## Exercise task
Check each line of the records below and collect those that include the word "icon".

## Exercise data
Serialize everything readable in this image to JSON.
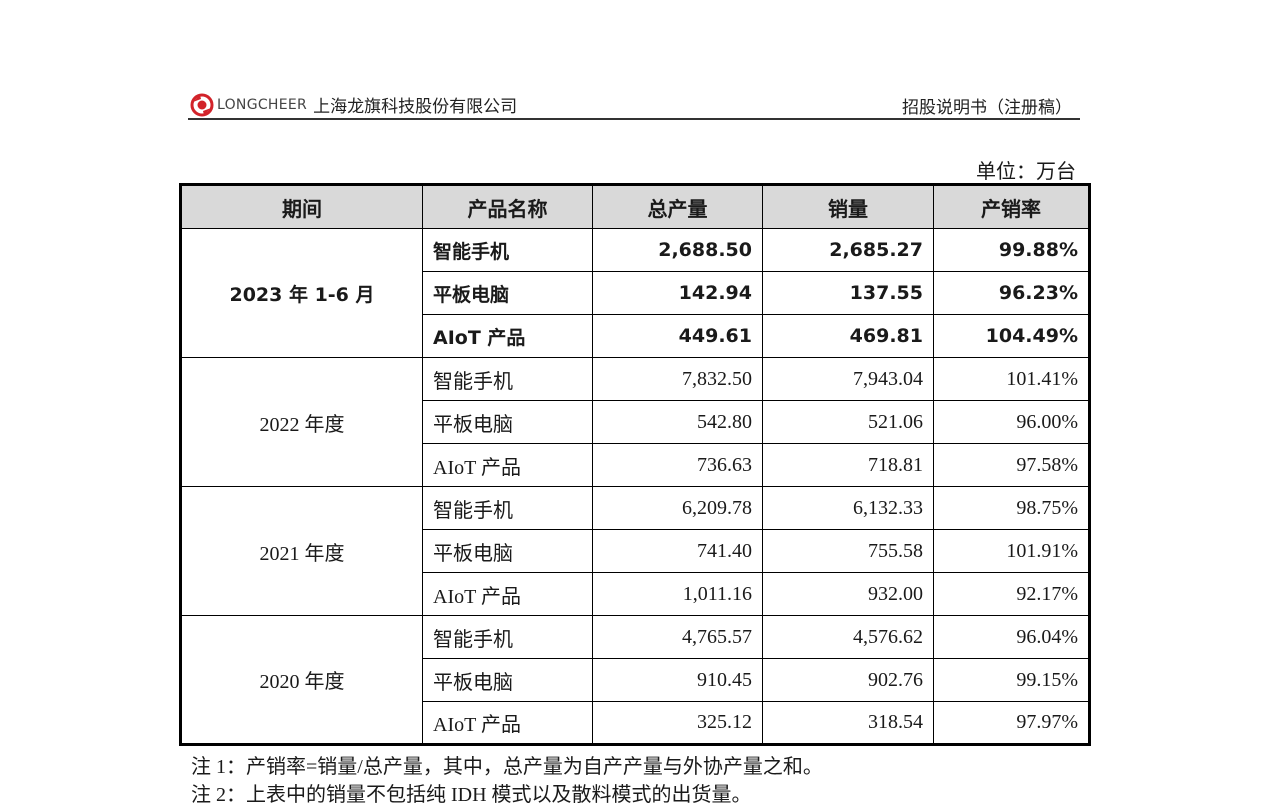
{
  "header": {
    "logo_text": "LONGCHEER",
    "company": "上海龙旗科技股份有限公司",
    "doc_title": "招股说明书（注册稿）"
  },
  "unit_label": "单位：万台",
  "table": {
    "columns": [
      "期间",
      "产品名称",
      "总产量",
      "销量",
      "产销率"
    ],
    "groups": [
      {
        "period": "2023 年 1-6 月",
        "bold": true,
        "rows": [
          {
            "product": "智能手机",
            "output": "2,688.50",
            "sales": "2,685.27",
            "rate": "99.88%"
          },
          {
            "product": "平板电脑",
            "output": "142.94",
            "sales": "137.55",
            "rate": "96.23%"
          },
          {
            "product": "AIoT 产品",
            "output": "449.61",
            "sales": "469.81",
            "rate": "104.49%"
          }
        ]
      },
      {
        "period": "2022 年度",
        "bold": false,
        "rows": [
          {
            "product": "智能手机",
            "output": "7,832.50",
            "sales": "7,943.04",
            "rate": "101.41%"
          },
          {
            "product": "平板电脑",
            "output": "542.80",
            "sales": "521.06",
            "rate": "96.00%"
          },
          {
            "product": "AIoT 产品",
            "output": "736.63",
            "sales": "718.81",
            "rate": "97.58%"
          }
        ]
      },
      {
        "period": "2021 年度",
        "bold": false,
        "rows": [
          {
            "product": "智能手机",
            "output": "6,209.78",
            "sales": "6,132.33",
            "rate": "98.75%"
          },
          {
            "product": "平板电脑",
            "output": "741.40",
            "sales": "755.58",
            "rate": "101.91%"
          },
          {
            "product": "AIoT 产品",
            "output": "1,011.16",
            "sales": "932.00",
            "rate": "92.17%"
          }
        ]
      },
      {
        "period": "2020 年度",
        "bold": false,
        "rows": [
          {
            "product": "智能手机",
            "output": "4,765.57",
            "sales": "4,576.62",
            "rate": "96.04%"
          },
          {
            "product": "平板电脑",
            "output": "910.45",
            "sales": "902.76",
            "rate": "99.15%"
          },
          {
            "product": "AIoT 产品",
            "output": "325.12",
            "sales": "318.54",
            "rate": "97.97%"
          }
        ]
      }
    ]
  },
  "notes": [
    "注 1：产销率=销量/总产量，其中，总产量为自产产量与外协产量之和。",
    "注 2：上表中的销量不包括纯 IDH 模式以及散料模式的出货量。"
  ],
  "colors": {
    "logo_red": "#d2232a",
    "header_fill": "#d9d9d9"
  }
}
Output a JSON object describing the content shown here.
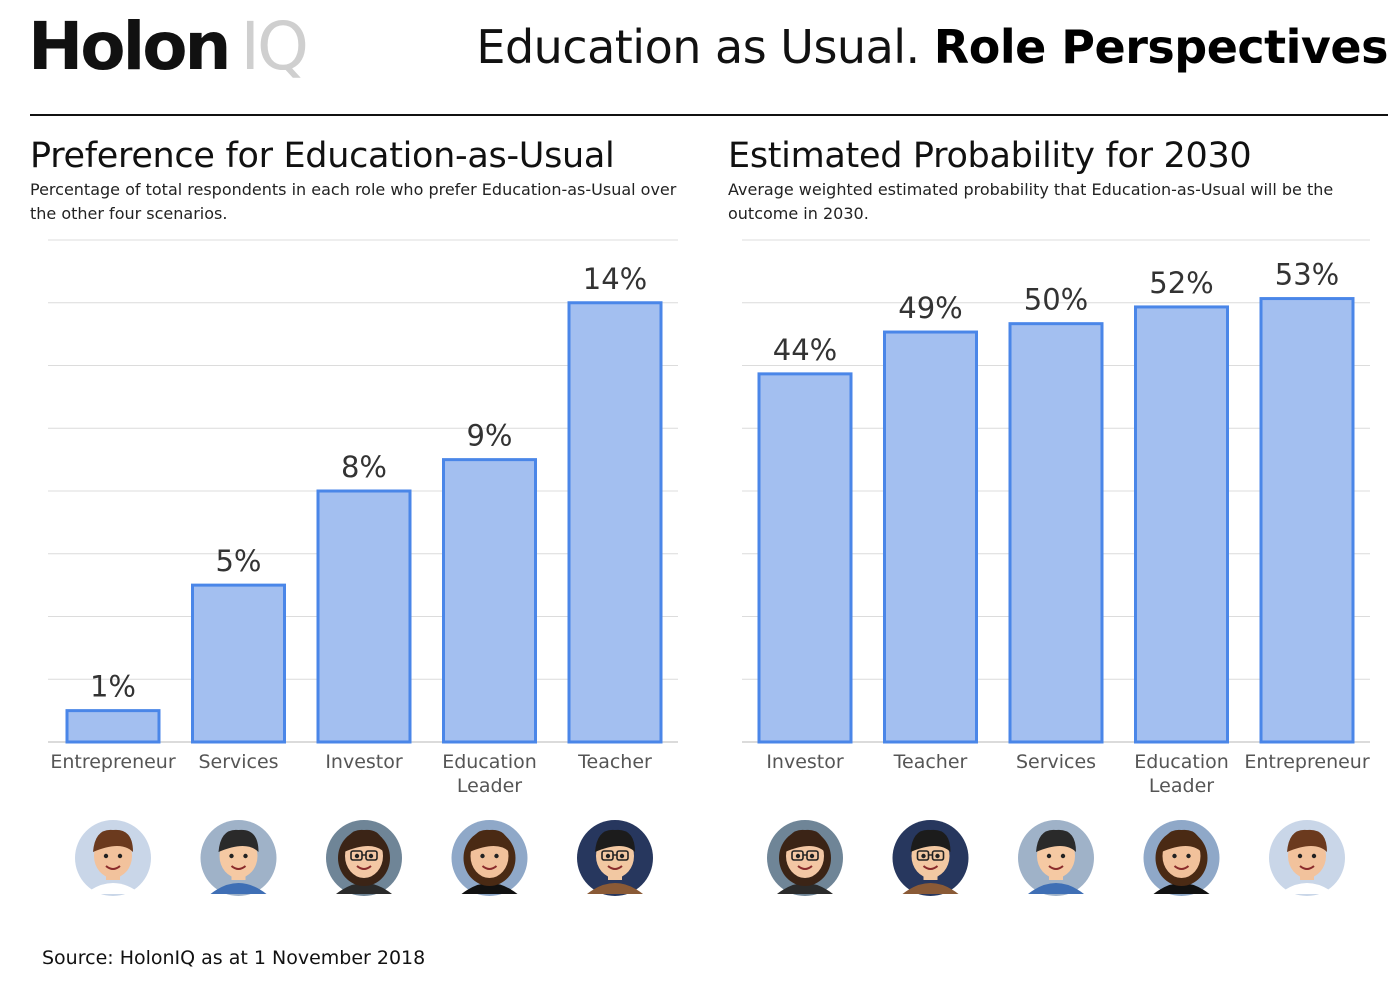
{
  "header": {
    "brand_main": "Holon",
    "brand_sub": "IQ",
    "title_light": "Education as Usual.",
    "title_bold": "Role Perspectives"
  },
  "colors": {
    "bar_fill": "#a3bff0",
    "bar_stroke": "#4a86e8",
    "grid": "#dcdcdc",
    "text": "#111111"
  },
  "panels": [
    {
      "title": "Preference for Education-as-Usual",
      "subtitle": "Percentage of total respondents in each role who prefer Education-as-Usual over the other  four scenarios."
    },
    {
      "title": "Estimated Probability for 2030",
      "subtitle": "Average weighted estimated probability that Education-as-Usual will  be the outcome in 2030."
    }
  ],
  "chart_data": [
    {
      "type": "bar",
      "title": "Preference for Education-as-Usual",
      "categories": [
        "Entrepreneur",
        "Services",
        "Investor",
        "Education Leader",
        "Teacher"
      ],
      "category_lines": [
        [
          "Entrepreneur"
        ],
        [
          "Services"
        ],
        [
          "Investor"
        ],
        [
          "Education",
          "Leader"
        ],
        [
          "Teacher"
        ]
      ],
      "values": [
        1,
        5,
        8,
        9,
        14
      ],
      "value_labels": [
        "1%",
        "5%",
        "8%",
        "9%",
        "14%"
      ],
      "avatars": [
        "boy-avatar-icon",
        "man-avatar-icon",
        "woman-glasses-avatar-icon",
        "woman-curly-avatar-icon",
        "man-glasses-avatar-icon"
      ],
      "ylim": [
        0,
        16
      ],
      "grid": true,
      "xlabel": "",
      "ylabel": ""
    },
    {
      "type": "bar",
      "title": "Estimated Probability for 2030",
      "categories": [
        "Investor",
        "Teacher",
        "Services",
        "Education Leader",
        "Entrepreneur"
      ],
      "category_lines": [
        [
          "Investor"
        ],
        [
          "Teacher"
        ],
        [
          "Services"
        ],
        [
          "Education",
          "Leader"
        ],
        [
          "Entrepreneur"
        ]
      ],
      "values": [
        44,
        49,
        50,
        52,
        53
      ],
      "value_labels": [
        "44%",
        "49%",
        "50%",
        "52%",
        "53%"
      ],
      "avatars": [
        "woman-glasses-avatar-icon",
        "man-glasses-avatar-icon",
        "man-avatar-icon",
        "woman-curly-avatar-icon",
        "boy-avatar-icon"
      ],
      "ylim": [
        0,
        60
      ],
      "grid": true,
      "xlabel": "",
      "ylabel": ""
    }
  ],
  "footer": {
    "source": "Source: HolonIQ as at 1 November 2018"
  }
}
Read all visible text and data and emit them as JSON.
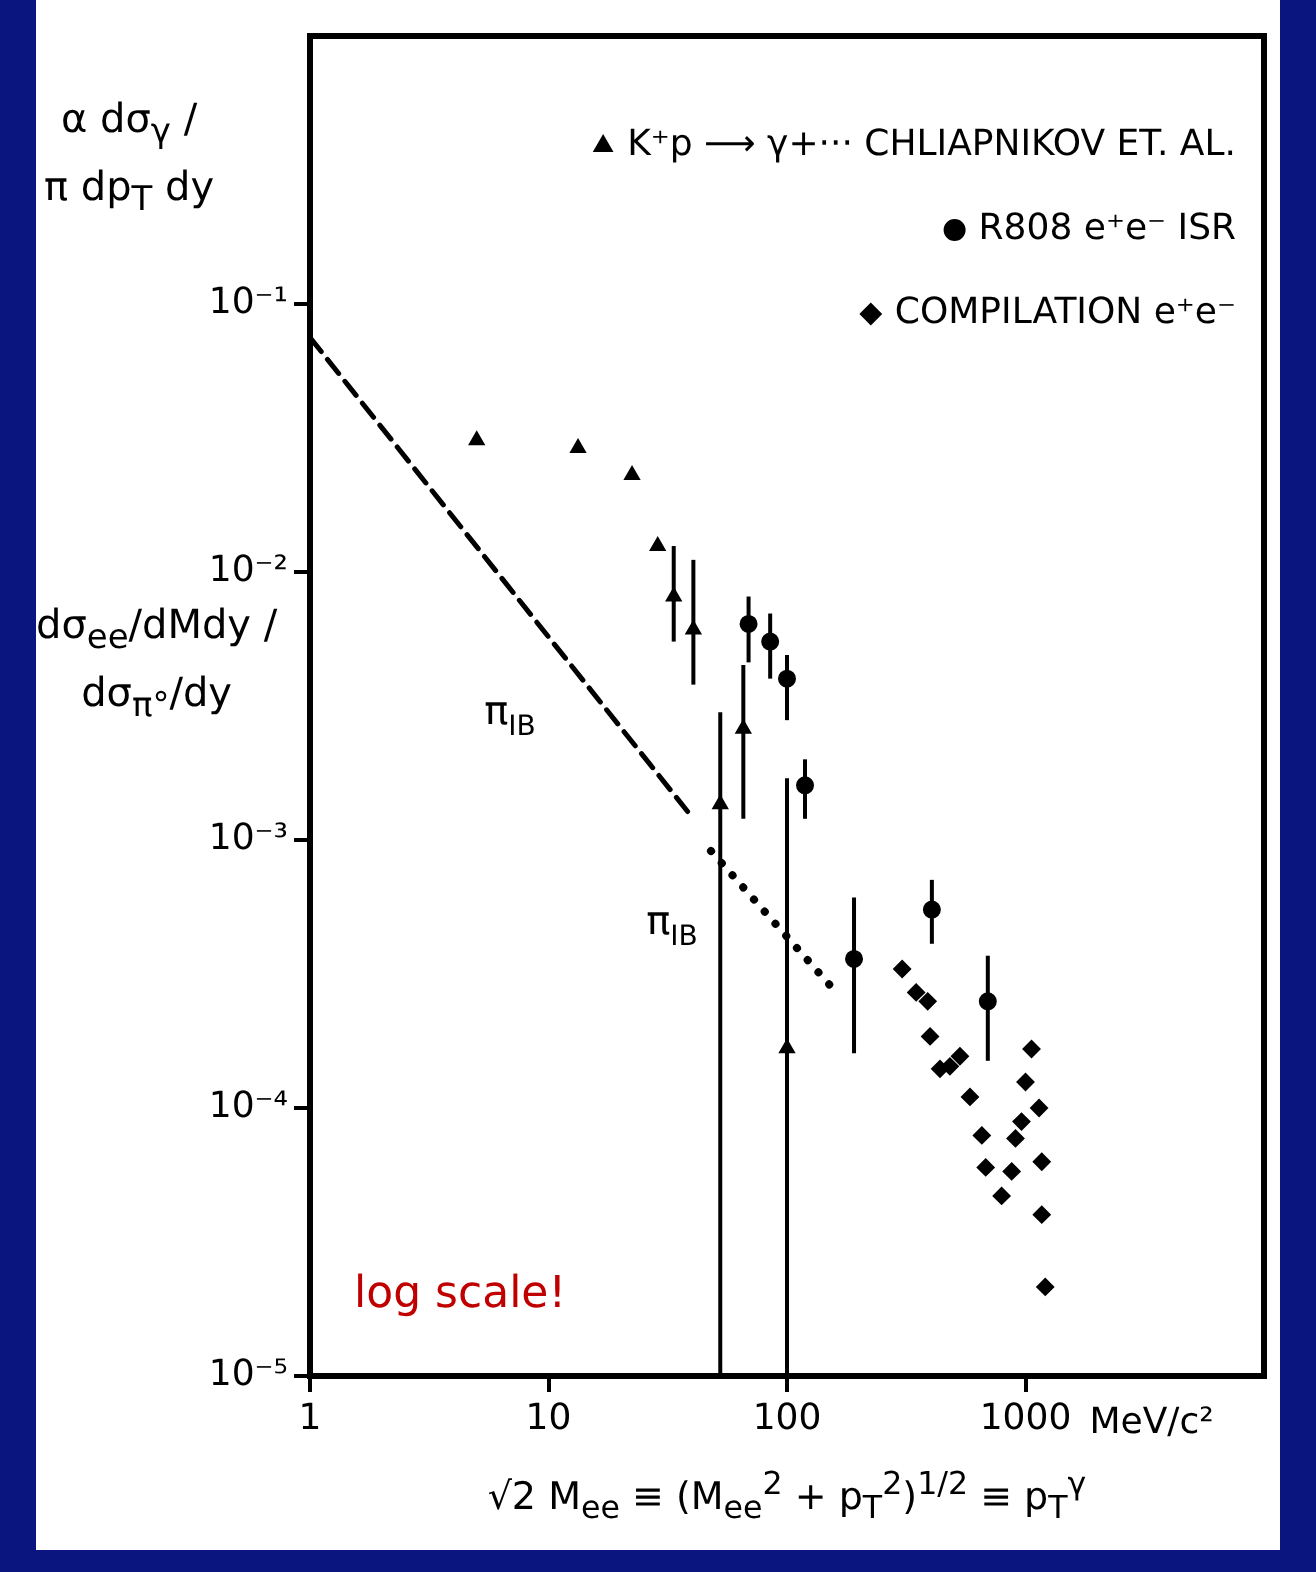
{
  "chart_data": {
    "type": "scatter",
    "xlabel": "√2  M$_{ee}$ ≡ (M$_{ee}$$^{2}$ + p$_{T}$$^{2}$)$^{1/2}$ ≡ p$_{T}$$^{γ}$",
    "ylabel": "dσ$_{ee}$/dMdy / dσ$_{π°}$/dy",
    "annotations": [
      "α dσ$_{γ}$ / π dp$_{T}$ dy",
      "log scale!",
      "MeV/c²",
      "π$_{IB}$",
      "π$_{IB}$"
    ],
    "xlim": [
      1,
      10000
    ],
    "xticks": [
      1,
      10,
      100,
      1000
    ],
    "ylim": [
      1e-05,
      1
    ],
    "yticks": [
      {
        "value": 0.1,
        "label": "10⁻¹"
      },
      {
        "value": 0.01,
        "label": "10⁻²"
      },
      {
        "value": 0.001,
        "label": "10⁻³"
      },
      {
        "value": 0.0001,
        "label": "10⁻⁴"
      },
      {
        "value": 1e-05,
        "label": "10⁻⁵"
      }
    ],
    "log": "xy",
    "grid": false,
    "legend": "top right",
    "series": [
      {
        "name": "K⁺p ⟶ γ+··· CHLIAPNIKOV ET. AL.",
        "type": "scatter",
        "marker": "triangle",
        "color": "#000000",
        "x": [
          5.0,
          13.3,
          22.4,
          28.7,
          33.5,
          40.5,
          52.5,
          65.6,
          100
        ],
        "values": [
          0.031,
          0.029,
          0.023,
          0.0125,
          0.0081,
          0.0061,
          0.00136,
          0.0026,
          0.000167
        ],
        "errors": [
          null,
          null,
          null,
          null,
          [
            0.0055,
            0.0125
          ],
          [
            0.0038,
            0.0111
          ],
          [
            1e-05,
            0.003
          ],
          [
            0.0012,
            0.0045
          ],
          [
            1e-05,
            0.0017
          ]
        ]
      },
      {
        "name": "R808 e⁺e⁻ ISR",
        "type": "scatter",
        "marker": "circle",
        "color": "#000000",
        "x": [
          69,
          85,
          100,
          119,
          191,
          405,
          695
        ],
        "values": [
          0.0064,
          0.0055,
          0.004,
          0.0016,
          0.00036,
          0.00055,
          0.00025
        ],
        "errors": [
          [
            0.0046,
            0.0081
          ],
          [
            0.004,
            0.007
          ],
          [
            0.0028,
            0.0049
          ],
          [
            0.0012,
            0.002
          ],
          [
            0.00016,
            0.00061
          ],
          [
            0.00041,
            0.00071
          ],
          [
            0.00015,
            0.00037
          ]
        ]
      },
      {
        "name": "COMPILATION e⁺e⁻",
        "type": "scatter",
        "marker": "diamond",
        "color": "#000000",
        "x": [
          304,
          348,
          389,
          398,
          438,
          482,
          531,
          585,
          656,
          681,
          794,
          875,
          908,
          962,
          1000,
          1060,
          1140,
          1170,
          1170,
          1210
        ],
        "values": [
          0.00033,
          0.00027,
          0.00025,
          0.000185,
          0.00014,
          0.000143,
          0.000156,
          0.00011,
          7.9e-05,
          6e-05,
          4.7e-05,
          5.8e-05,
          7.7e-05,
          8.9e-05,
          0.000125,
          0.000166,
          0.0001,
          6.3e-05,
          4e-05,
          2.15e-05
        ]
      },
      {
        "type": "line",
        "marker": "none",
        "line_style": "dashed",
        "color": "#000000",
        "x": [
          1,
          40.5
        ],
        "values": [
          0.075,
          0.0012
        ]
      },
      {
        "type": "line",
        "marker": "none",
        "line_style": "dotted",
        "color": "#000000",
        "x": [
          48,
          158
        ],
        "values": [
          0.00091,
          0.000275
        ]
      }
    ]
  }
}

## Response to the exercise
        "boy-avatar-icon",
        "man-avatar-icon",
        "woman-glasses-avatar-icon",
        "woman-curly-avatar-icon",
        "man-glasses-avatar-icon"
        "woman-glasses-avatar-icon",
        "man-glasses-avatar-icon",
        "man-avatar-icon",
        "woman-curly-avatar-icon",
        "boy-avatar-icon"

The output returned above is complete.